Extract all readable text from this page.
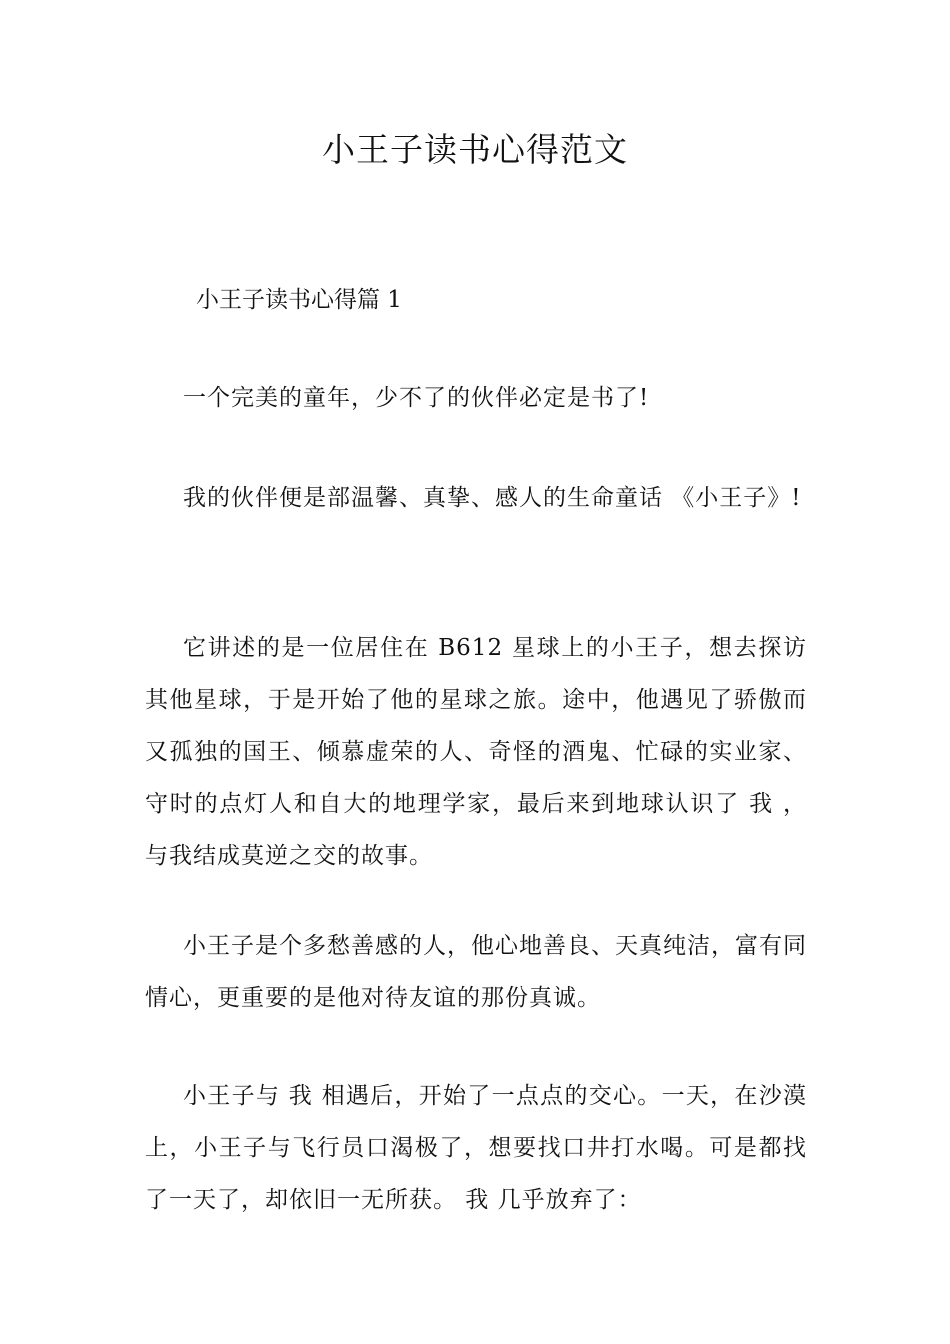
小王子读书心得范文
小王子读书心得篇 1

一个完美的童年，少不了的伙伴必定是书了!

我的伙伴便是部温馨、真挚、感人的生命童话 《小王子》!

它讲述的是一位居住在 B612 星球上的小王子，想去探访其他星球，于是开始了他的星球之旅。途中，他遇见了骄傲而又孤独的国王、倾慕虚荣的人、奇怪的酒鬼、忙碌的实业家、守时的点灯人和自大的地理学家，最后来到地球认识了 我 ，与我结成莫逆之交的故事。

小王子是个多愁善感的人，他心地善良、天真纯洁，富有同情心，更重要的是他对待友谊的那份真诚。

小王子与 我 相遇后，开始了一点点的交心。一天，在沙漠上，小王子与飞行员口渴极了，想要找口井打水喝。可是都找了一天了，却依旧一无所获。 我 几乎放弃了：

◇ ◇ ◇ ◇ ◇ ◇ ◇

* WHAT TO DO: Every entry above is to be set down exactly; the pictures are to be left out.

* OUTPUT:
Extract all readable text from this page.
小王子读书心得范文
小王子读书心得篇 1

一个完美的童年，少不了的伙伴必定是书了!

我的伙伴便是部温馨、真挚、感人的生命童话 《小王子》!

它讲述的是一位居住在 B612 星球上的小王子，想去探访其他星球，于是开始了他的星球之旅。途中，他遇见了骄傲而又孤独的国王、倾慕虚荣的人、奇怪的酒鬼、忙碌的实业家、守时的点灯人和自大的地理学家，最后来到地球认识了 我 ，与我结成莫逆之交的故事。

小王子是个多愁善感的人，他心地善良、天真纯洁，富有同情心，更重要的是他对待友谊的那份真诚。

小王子与 我 相遇后，开始了一点点的交心。一天，在沙漠上，小王子与飞行员口渴极了，想要找口井打水喝。可是都找了一天了，却依旧一无所获。 我 几乎放弃了：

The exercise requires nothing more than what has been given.